_Request_: Return all of the entries word for word, but omit the pictures they contain.

-- Begin --

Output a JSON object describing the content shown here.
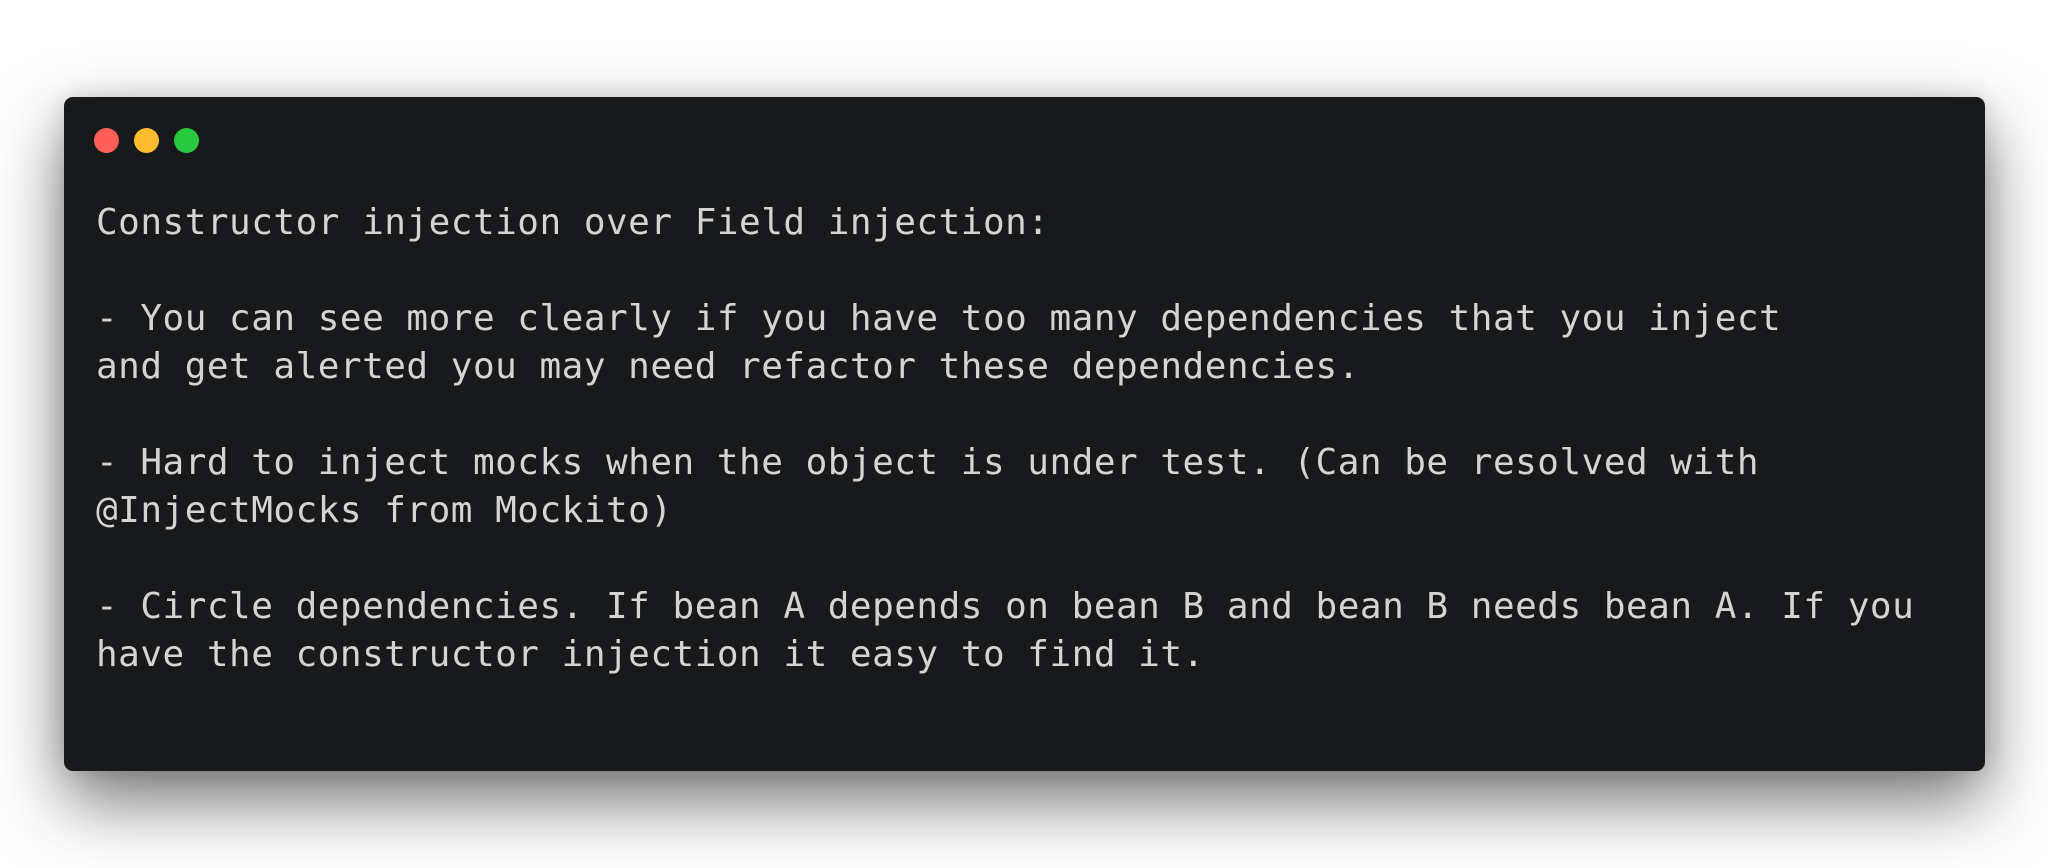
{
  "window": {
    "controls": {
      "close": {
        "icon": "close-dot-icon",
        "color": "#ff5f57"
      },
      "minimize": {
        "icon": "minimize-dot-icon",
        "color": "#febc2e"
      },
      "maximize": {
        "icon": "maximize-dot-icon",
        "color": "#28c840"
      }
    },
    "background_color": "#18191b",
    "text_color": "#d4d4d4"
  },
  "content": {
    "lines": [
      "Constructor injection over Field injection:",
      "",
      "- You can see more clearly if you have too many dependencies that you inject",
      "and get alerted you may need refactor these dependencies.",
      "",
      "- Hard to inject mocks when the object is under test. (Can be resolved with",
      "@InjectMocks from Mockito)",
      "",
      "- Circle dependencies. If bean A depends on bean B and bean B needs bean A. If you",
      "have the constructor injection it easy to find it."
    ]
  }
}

-- End --

_Exercise solution_:
Output a JSON object describing the content shown here.
{
  "window": {
    "controls": {
      "close": {
        "icon": "close-dot-icon",
        "color": "#ff5f57"
      },
      "minimize": {
        "icon": "minimize-dot-icon",
        "color": "#febc2e"
      },
      "maximize": {
        "icon": "maximize-dot-icon",
        "color": "#28c840"
      }
    },
    "background_color": "#18191b",
    "text_color": "#d4d4d4"
  },
  "content": {
    "lines": [
      "Constructor injection over Field injection:",
      "",
      "- You can see more clearly if you have too many dependencies that you inject",
      "and get alerted you may need refactor these dependencies.",
      "",
      "- Hard to inject mocks when the object is under test. (Can be resolved with",
      "@InjectMocks from Mockito)",
      "",
      "- Circle dependencies. If bean A depends on bean B and bean B needs bean A. If you",
      "have the constructor injection it easy to find it."
    ]
  }
}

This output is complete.